[Data excerpts]
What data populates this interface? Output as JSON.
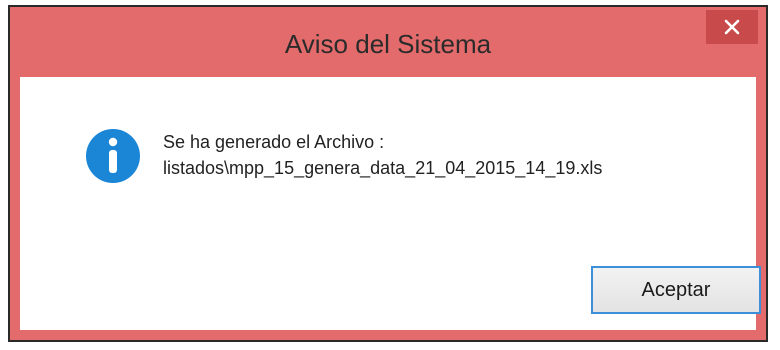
{
  "dialog": {
    "title": "Aviso del Sistema",
    "close_icon": "close-icon",
    "message_line1": "Se ha generado el Archivo :",
    "message_line2": "listados\\mpp_15_genera_data_21_04_2015_14_19.xls",
    "info_icon": "info-icon",
    "ok_label": "Aceptar"
  },
  "colors": {
    "titlebar": "#e46b6b",
    "close_button": "#c84a4a",
    "info_icon": "#1c86d6",
    "button_border": "#3c8fd8"
  }
}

* _Exercise instructions_
All of the data above should be quoted exactly, except for the pictures.

* _Correct answer_
What data populates this interface? Output as JSON.
{
  "dialog": {
    "title": "Aviso del Sistema",
    "close_icon": "close-icon",
    "message_line1": "Se ha generado el Archivo :",
    "message_line2": "listados\\mpp_15_genera_data_21_04_2015_14_19.xls",
    "info_icon": "info-icon",
    "ok_label": "Aceptar"
  },
  "colors": {
    "titlebar": "#e46b6b",
    "close_button": "#c84a4a",
    "info_icon": "#1c86d6",
    "button_border": "#3c8fd8"
  }
}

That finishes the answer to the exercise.